- **WHAT YOU WILL DO**
It is required that all of the data be written out exactly.

- **EXTRACTED RECORDS**
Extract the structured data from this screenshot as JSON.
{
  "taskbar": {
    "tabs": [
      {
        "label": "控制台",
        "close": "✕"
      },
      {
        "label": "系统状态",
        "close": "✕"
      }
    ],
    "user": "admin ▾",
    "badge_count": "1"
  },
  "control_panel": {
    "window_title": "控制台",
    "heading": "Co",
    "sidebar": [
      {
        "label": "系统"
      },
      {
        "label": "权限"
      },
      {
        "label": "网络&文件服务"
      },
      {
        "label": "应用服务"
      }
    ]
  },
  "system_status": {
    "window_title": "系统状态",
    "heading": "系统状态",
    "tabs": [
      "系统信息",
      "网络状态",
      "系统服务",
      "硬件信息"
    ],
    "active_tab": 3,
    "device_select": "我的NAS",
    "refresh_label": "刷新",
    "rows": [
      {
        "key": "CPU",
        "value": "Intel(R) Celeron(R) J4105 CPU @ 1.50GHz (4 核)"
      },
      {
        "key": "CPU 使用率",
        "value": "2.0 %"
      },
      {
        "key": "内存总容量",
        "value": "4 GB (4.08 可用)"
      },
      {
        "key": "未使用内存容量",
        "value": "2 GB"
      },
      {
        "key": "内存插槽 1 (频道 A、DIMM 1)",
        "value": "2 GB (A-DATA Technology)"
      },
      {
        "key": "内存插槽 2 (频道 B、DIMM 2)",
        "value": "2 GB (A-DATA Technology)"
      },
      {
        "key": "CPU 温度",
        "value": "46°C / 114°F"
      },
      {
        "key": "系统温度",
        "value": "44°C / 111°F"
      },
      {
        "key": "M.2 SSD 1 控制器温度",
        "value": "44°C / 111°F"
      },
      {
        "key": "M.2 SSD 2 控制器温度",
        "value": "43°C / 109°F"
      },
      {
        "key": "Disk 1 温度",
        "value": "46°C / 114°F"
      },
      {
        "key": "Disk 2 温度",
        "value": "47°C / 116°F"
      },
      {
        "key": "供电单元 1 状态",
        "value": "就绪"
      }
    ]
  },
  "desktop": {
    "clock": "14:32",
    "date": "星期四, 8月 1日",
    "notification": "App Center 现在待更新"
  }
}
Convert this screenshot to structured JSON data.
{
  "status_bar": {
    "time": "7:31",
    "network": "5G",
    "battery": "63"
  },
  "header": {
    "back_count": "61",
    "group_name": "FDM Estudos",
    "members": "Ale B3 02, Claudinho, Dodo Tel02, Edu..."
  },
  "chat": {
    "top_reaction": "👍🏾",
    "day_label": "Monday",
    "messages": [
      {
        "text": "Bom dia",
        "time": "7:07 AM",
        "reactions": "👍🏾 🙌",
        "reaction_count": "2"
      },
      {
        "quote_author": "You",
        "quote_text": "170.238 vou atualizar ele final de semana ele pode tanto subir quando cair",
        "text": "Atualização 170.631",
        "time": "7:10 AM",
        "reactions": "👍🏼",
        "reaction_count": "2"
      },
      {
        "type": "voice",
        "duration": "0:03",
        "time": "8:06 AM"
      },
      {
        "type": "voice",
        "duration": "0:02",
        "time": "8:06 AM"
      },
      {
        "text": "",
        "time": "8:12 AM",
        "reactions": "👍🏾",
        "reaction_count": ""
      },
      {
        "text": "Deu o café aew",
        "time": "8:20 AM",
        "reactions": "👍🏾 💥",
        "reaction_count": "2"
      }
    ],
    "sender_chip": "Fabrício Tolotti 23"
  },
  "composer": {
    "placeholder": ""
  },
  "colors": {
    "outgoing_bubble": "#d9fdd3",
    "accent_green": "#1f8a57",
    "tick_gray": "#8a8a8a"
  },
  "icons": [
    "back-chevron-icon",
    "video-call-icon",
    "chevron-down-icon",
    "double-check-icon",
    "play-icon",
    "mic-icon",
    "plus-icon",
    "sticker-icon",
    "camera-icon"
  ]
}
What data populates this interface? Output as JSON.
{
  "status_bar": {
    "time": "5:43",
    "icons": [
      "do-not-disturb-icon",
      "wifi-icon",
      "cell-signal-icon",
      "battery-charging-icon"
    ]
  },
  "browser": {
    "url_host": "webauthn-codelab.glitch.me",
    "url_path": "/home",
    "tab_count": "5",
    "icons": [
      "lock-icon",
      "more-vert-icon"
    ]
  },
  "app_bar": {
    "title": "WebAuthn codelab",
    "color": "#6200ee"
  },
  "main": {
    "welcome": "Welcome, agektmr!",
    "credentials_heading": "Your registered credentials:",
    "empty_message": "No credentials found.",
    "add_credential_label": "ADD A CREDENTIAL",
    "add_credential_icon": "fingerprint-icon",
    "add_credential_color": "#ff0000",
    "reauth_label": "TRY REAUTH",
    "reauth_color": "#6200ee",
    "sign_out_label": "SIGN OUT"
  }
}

- **PROBLEM SOLUTION**
Extract the structured data from this screenshot as JSON.
{
  "taskbar": {
    "tabs": [
      {
        "label": "控制台",
        "close": "✕"
      },
      {
        "label": "系统状态",
        "close": "✕"
      }
    ],
    "user": "admin ▾",
    "badge_count": "1"
  },
  "control_panel": {
    "window_title": "控制台",
    "heading": "Co",
    "sidebar": [
      {
        "label": "系统"
      },
      {
        "label": "权限"
      },
      {
        "label": "网络&文件服务"
      },
      {
        "label": "应用服务"
      }
    ]
  },
  "system_status": {
    "window_title": "系统状态",
    "heading": "系统状态",
    "tabs": [
      "系统信息",
      "网络状态",
      "系统服务",
      "硬件信息"
    ],
    "active_tab": 3,
    "device_select": "我的NAS",
    "refresh_label": "刷新",
    "rows": [
      {
        "key": "CPU",
        "value": "Intel(R) Celeron(R) J4105 CPU @ 1.50GHz (4 核)"
      },
      {
        "key": "CPU 使用率",
        "value": "2.0 %"
      },
      {
        "key": "内存总容量",
        "value": "4 GB (4.08 可用)"
      },
      {
        "key": "未使用内存容量",
        "value": "2 GB"
      },
      {
        "key": "内存插槽 1 (频道 A、DIMM 1)",
        "value": "2 GB (A-DATA Technology)"
      },
      {
        "key": "内存插槽 2 (频道 B、DIMM 2)",
        "value": "2 GB (A-DATA Technology)"
      },
      {
        "key": "CPU 温度",
        "value": "46°C / 114°F"
      },
      {
        "key": "系统温度",
        "value": "44°C / 111°F"
      },
      {
        "key": "M.2 SSD 1 控制器温度",
        "value": "44°C / 111°F"
      },
      {
        "key": "M.2 SSD 2 控制器温度",
        "value": "43°C / 109°F"
      },
      {
        "key": "Disk 1 温度",
        "value": "46°C / 114°F"
      },
      {
        "key": "Disk 2 温度",
        "value": "47°C / 116°F"
      },
      {
        "key": "供电单元 1 状态",
        "value": "就绪"
      }
    ]
  },
  "desktop": {
    "clock": "14:32",
    "date": "星期四, 8月 1日",
    "notification": "App Center 现在待更新"
  }
}
Convert this screenshot to structured JSON data.
{
  "status_bar": {
    "time": "7:31",
    "network": "5G",
    "battery": "63"
  },
  "header": {
    "back_count": "61",
    "group_name": "FDM Estudos",
    "members": "Ale B3 02, Claudinho, Dodo Tel02, Edu..."
  },
  "chat": {
    "top_reaction": "👍🏾",
    "day_label": "Monday",
    "messages": [
      {
        "text": "Bom dia",
        "time": "7:07 AM",
        "reactions": "👍🏾 🙌",
        "reaction_count": "2"
      },
      {
        "quote_author": "You",
        "quote_text": "170.238 vou atualizar ele final de semana ele pode tanto subir quando cair",
        "text": "Atualização 170.631",
        "time": "7:10 AM",
        "reactions": "👍🏼",
        "reaction_count": "2"
      },
      {
        "type": "voice",
        "duration": "0:03",
        "time": "8:06 AM"
      },
      {
        "type": "voice",
        "duration": "0:02",
        "time": "8:06 AM"
      },
      {
        "text": "",
        "time": "8:12 AM",
        "reactions": "👍🏾",
        "reaction_count": ""
      },
      {
        "text": "Deu o café aew",
        "time": "8:20 AM",
        "reactions": "👍🏾 💥",
        "reaction_count": "2"
      }
    ],
    "sender_chip": "Fabrício Tolotti 23"
  },
  "composer": {
    "placeholder": ""
  },
  "colors": {
    "outgoing_bubble": "#d9fdd3",
    "accent_green": "#1f8a57",
    "tick_gray": "#8a8a8a"
  },
  "icons": [
    "back-chevron-icon",
    "video-call-icon",
    "chevron-down-icon",
    "double-check-icon",
    "play-icon",
    "mic-icon",
    "plus-icon",
    "sticker-icon",
    "camera-icon"
  ]
}
What data populates this interface? Output as JSON.
{
  "status_bar": {
    "time": "5:43",
    "icons": [
      "do-not-disturb-icon",
      "wifi-icon",
      "cell-signal-icon",
      "battery-charging-icon"
    ]
  },
  "browser": {
    "url_host": "webauthn-codelab.glitch.me",
    "url_path": "/home",
    "tab_count": "5",
    "icons": [
      "lock-icon",
      "more-vert-icon"
    ]
  },
  "app_bar": {
    "title": "WebAuthn codelab",
    "color": "#6200ee"
  },
  "main": {
    "welcome": "Welcome, agektmr!",
    "credentials_heading": "Your registered credentials:",
    "empty_message": "No credentials found.",
    "add_credential_label": "ADD A CREDENTIAL",
    "add_credential_icon": "fingerprint-icon",
    "add_credential_color": "#ff0000",
    "reauth_label": "TRY REAUTH",
    "reauth_color": "#6200ee",
    "sign_out_label": "SIGN OUT"
  }
}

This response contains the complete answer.